▶ Given records:
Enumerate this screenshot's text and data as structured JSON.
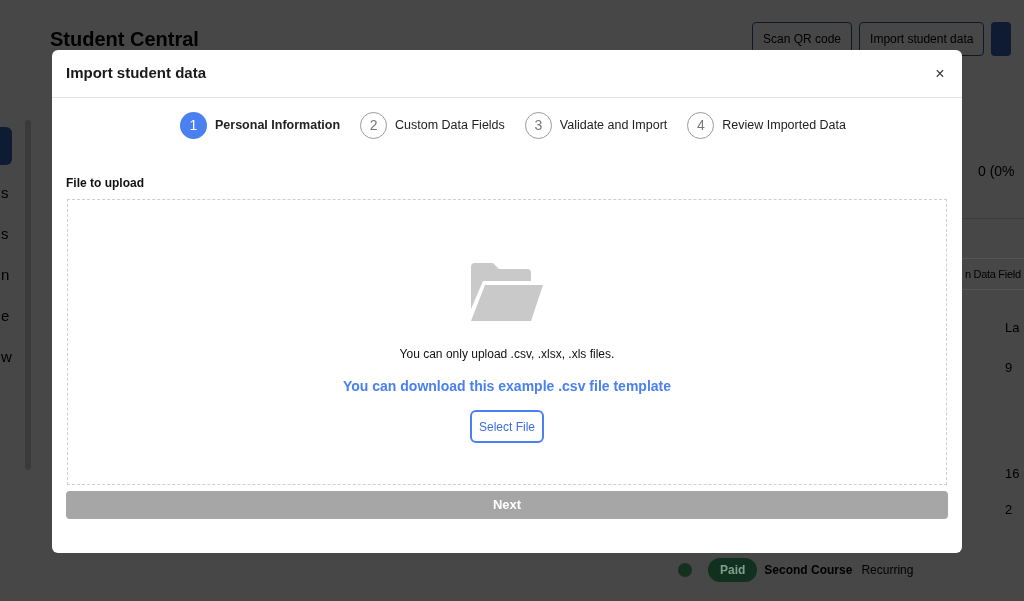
{
  "page": {
    "title": "Student Central",
    "header_buttons": [
      {
        "label": "Scan QR code"
      },
      {
        "label": "Import student data"
      }
    ],
    "sidebar_fragments": [
      {
        "selected": true
      },
      {
        "text": "s",
        "selected": false
      },
      {
        "text": "s",
        "selected": false
      },
      {
        "text": "n",
        "selected": false
      },
      {
        "text": "e",
        "selected": false
      },
      {
        "text": "w",
        "selected": false
      }
    ],
    "summary_value": "0 (0%",
    "fields_button": "n Data Field",
    "table": {
      "column_header": "La",
      "cells": [
        "9",
        "16",
        "2"
      ]
    },
    "payment_row": {
      "status": "Paid",
      "course": "Second Course",
      "type": "Recurring"
    }
  },
  "dialog": {
    "title": "Import student data",
    "close": "×",
    "steps": [
      {
        "number": "1",
        "label": "Personal Information",
        "selected": true
      },
      {
        "number": "2",
        "label": "Custom Data Fields",
        "selected": false
      },
      {
        "number": "3",
        "label": "Validate and Import",
        "selected": false
      },
      {
        "number": "4",
        "label": "Review Imported Data",
        "selected": false
      }
    ],
    "upload": {
      "label": "File to upload",
      "hint": "You can only upload .csv, .xlsx, .xls files.",
      "template_link": "You can download this example .csv file template",
      "select_button": "Select File"
    },
    "next_button": {
      "label": "Next",
      "disabled": true
    }
  }
}
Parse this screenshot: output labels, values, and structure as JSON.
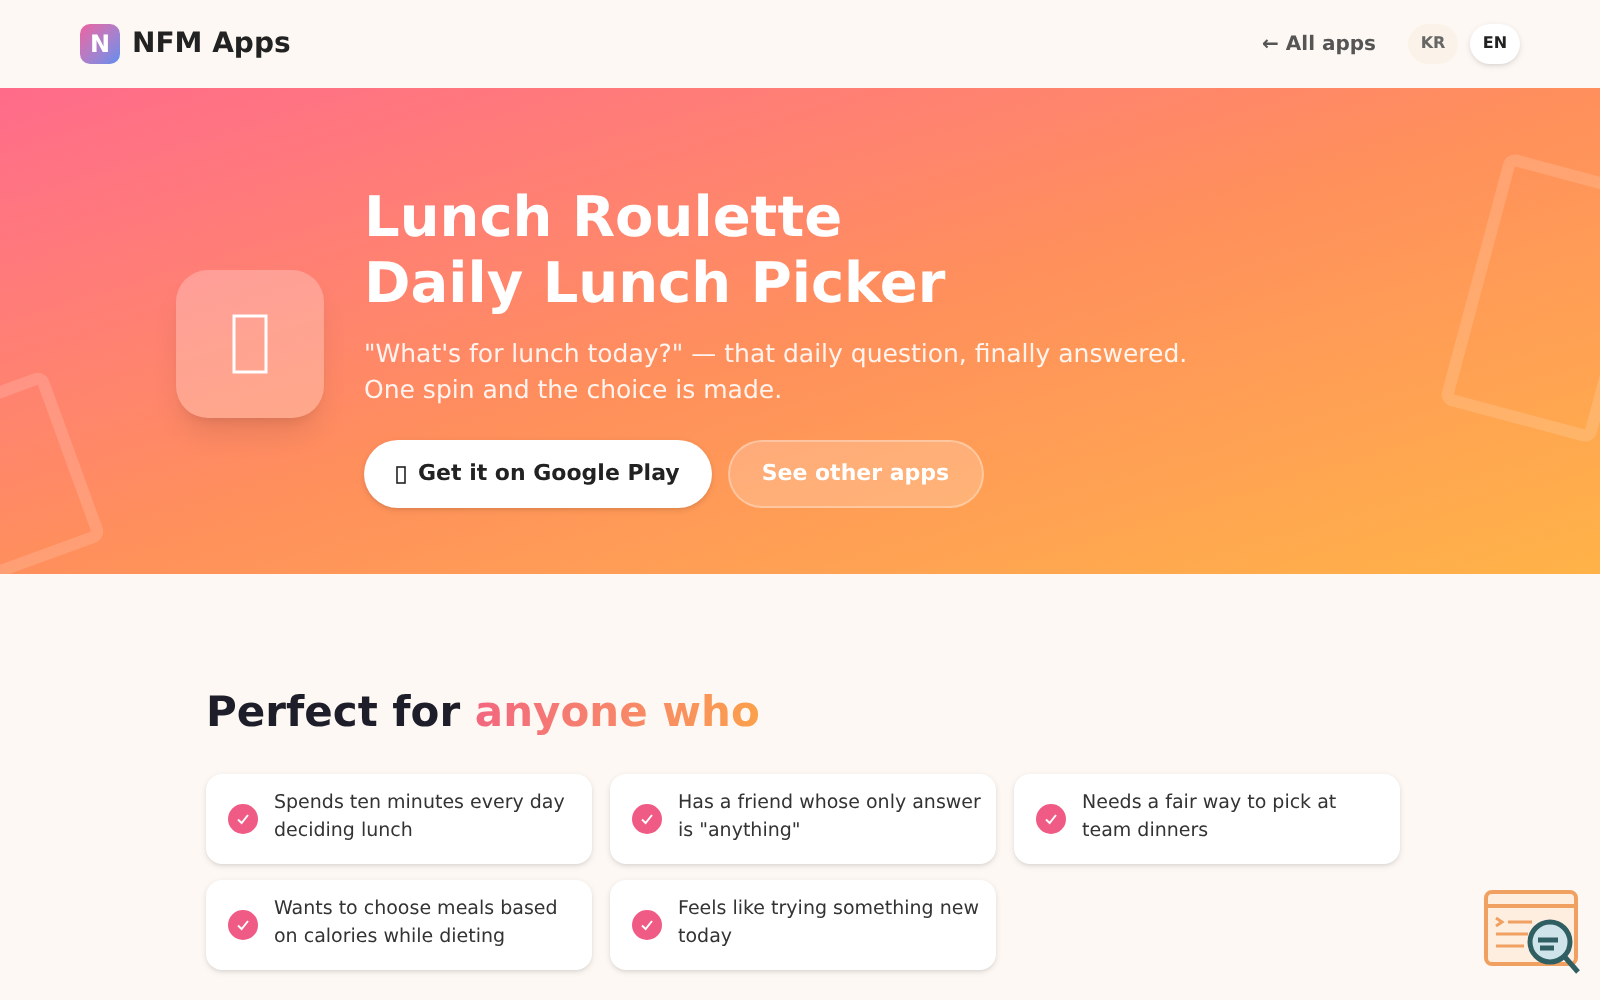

▶ Job: Locate the string "this" in the listing above and copy every line where it occurs.

▶ Written answer:
Enumerate this screenshot's text and data as structured JSON.
      "template_link": "You can download this example .csv file template",
Parse this screenshot: output labels, values, and structure as JSON.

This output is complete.